== WRITTEN TASK ==
Of the lines in the listing below, how many hold "into"? Answer with the number only.

————

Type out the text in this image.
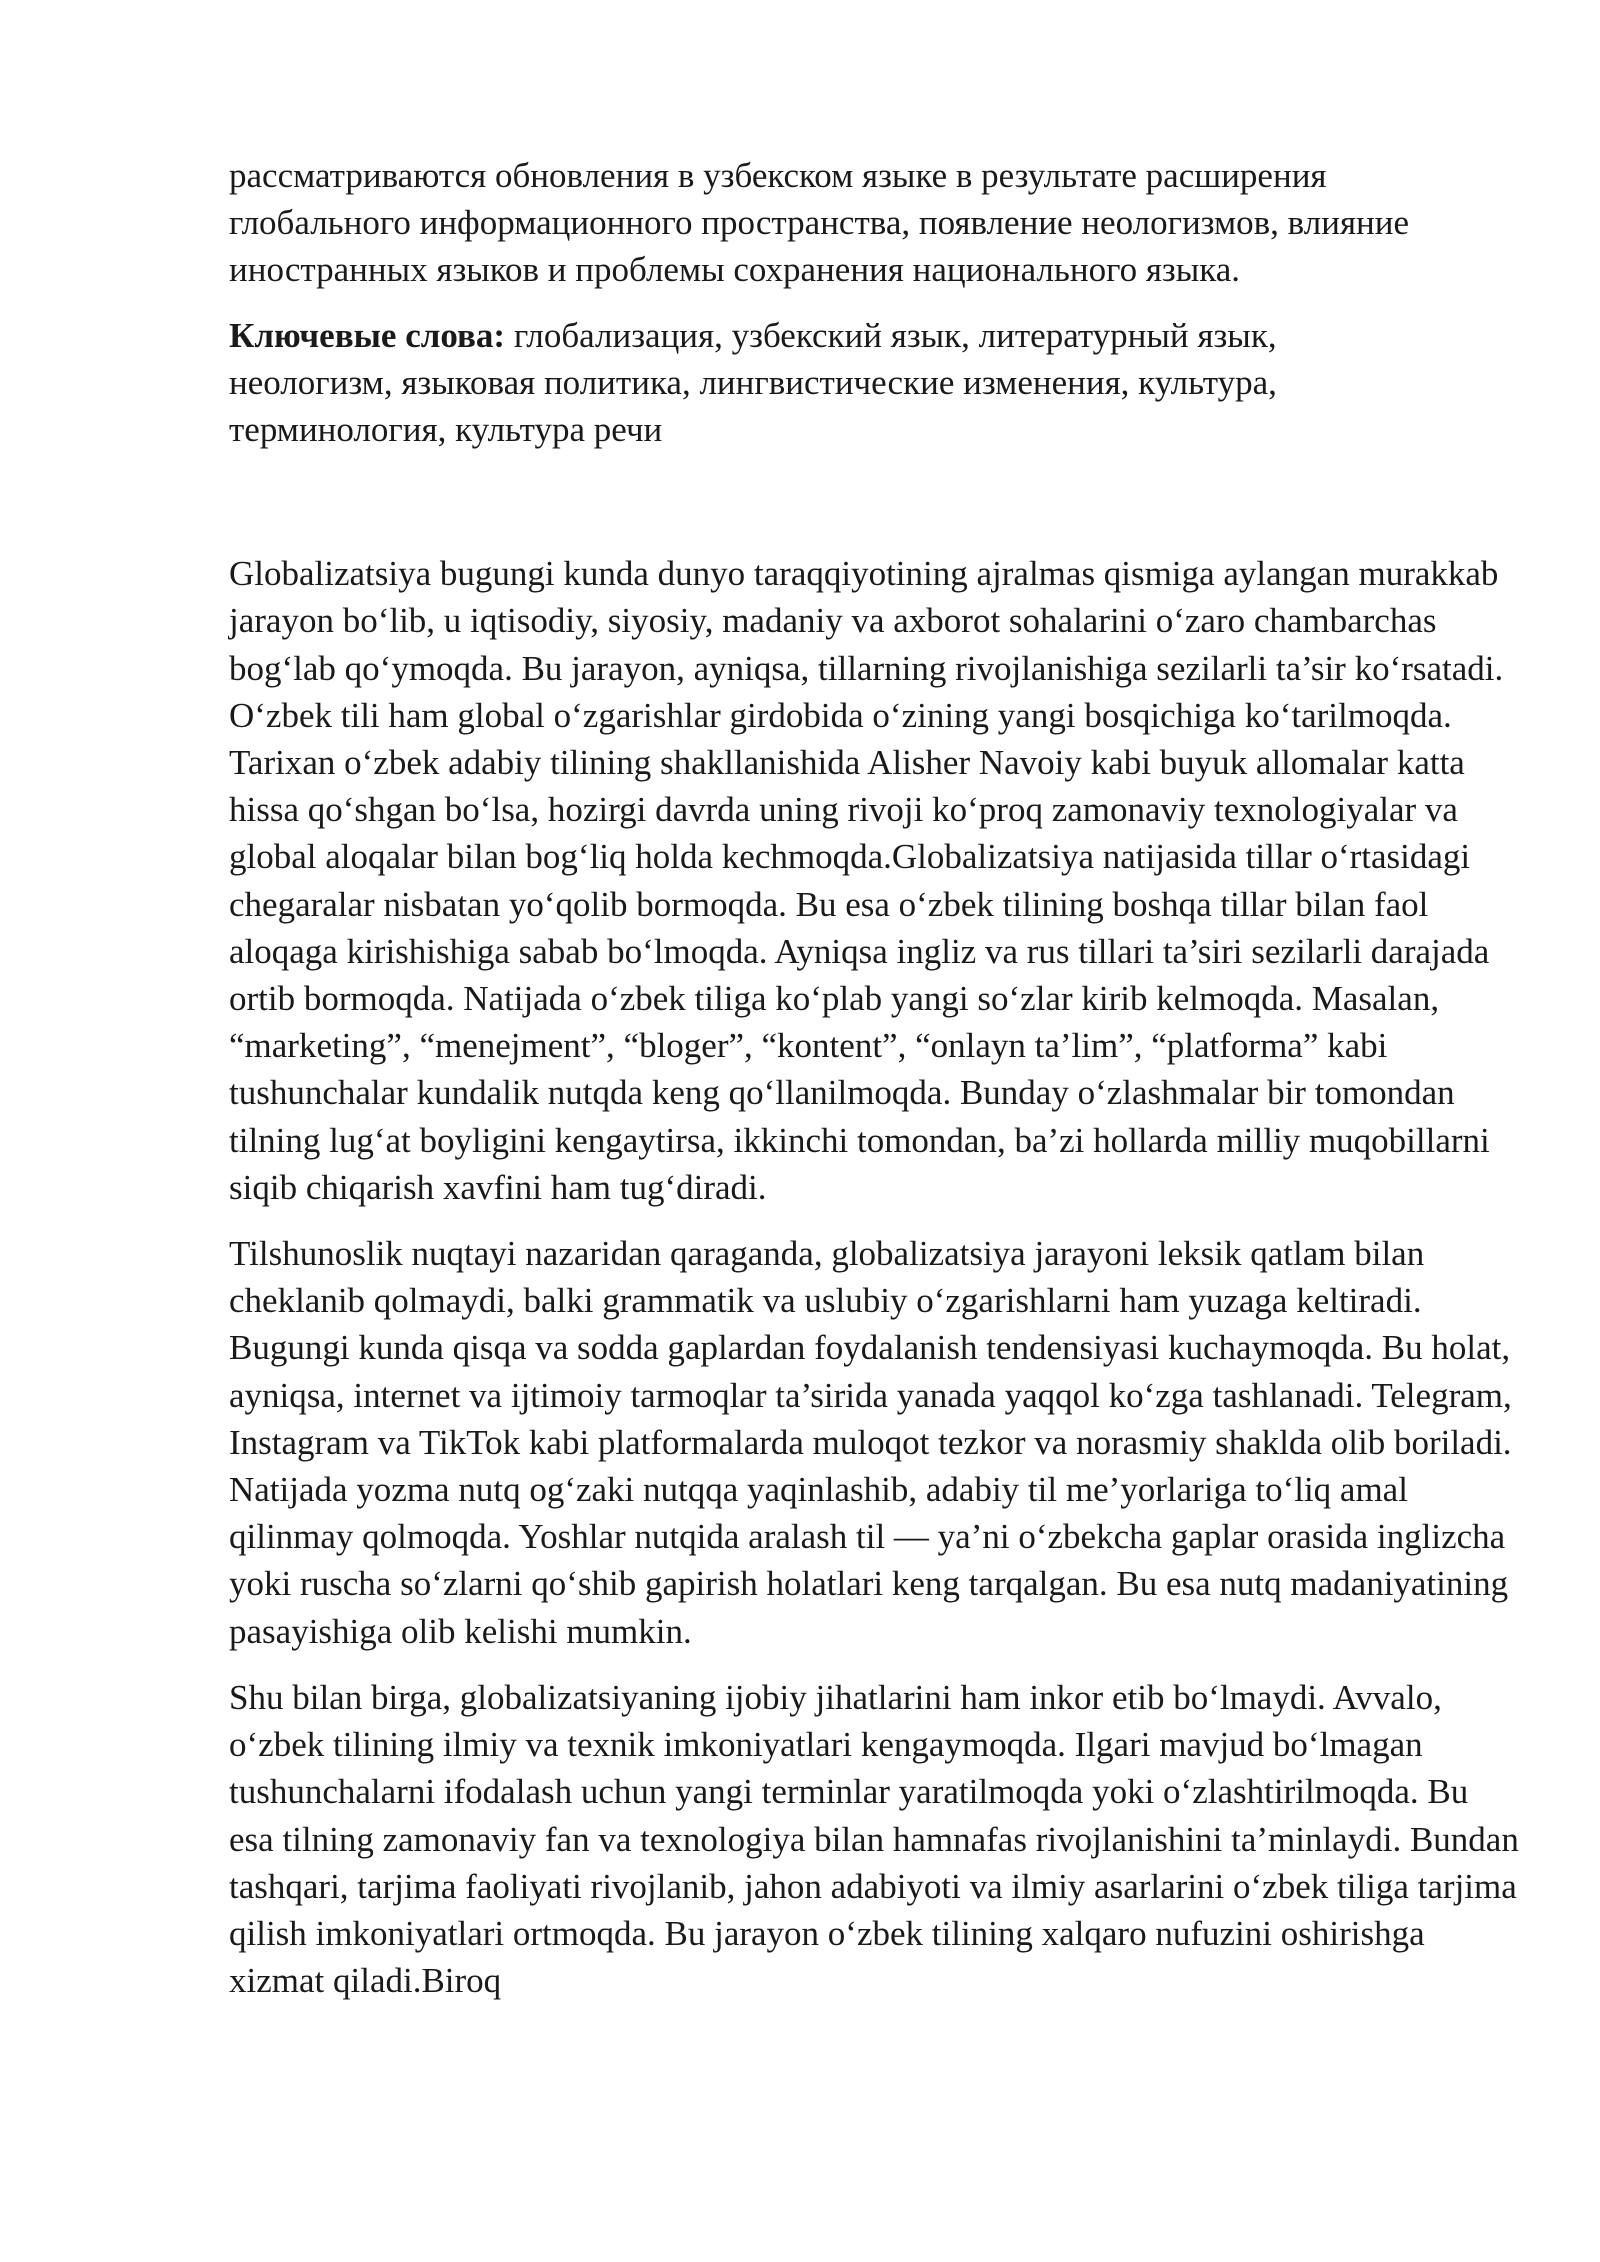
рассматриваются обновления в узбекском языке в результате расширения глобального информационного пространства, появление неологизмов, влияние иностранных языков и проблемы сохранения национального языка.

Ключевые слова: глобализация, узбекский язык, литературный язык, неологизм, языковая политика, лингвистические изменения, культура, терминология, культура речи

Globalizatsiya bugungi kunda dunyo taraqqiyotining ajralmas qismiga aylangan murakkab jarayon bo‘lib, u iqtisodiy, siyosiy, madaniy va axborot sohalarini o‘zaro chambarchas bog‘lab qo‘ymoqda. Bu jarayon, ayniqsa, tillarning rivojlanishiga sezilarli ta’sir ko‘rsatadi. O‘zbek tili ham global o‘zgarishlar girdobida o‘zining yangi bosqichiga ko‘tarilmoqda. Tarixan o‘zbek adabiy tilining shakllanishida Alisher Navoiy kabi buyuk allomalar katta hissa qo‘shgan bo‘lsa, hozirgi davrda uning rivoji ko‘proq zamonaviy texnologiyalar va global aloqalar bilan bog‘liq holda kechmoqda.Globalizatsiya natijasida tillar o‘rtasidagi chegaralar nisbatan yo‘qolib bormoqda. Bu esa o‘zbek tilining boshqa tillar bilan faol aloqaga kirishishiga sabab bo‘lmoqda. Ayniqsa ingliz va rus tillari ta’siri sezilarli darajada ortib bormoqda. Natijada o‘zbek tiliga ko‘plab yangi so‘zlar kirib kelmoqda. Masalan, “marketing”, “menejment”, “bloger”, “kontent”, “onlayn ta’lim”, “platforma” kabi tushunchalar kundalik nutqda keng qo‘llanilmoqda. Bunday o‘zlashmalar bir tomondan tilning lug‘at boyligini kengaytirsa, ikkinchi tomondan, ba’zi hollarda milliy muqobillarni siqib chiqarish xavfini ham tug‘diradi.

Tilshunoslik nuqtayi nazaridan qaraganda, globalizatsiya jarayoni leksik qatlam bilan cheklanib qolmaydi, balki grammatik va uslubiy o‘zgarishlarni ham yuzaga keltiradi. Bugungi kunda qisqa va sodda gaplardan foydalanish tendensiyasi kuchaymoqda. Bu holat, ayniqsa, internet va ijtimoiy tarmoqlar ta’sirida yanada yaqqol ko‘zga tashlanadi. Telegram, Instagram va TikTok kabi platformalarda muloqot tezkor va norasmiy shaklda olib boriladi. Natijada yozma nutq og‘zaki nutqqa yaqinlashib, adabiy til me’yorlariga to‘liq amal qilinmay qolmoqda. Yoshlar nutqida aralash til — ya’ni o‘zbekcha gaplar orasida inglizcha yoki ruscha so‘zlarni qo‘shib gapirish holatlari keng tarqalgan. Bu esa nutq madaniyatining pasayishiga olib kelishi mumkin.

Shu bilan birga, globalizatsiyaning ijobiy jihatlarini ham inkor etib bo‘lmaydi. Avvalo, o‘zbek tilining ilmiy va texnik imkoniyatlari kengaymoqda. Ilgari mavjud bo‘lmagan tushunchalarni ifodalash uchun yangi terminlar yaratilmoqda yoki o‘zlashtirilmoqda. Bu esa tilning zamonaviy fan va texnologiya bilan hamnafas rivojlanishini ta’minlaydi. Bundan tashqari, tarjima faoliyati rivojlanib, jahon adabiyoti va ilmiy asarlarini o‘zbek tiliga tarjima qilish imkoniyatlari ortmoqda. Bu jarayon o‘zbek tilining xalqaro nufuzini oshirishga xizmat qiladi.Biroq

————

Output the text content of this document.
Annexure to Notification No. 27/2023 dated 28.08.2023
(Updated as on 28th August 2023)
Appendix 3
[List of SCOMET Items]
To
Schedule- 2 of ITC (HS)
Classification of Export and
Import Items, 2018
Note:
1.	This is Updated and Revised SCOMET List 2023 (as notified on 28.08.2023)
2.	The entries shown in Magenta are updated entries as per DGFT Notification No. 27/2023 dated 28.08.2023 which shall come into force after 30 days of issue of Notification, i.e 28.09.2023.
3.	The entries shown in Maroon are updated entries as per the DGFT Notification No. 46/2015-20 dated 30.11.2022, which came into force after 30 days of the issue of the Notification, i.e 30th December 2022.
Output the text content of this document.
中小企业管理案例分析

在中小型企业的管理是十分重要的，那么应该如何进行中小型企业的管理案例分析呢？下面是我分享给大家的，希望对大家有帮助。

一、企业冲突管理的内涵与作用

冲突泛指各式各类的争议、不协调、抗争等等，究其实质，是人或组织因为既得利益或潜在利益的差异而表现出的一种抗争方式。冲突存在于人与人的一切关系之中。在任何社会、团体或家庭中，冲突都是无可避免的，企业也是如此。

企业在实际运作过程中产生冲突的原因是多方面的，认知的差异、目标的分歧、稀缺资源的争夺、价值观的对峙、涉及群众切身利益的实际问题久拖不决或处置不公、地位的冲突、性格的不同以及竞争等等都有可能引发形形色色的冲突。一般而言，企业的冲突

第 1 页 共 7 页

————

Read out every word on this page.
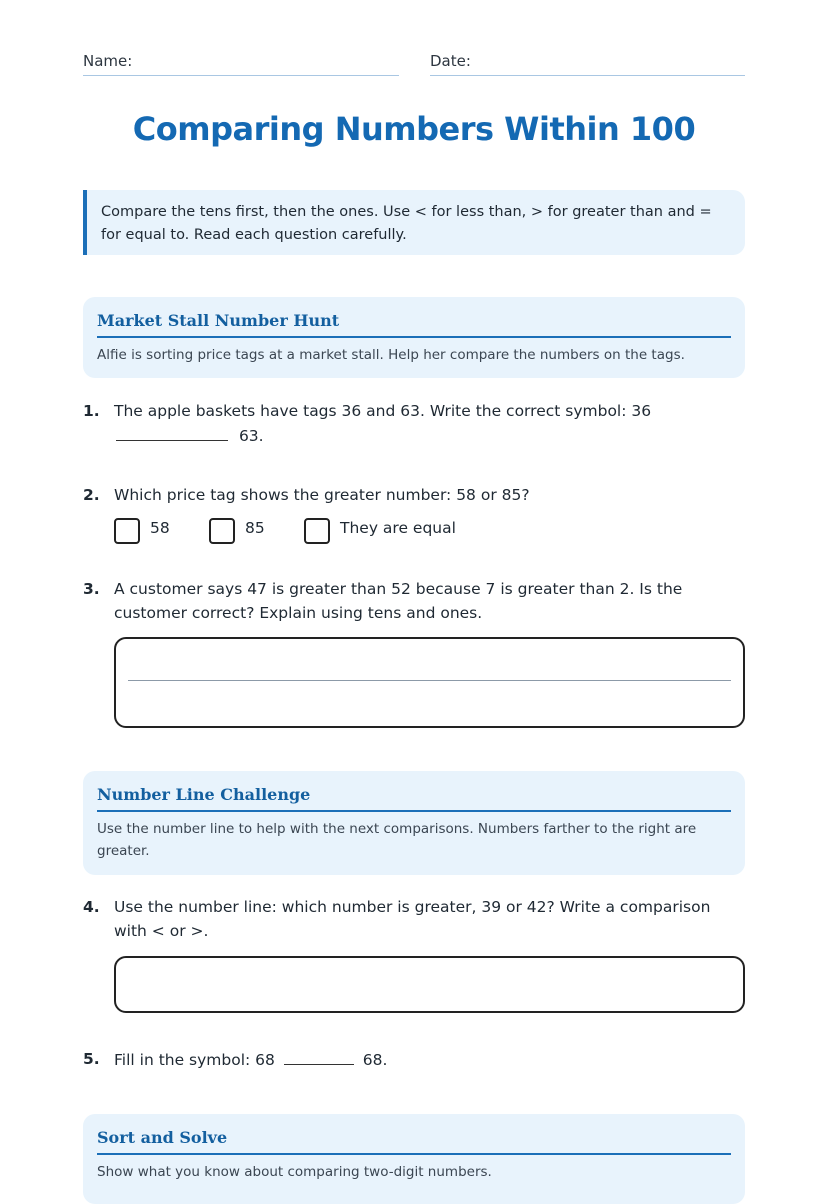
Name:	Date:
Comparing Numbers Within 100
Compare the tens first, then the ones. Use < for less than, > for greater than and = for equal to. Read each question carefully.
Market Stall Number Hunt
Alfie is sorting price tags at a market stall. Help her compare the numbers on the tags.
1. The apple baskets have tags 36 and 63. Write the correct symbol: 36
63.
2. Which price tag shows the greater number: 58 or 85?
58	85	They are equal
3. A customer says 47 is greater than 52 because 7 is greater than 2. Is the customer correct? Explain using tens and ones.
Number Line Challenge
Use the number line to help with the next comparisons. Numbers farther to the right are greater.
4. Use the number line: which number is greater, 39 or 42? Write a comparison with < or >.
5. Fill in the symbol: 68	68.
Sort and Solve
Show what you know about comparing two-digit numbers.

————

== SOLUTION TO THIS PROBLEM ==
2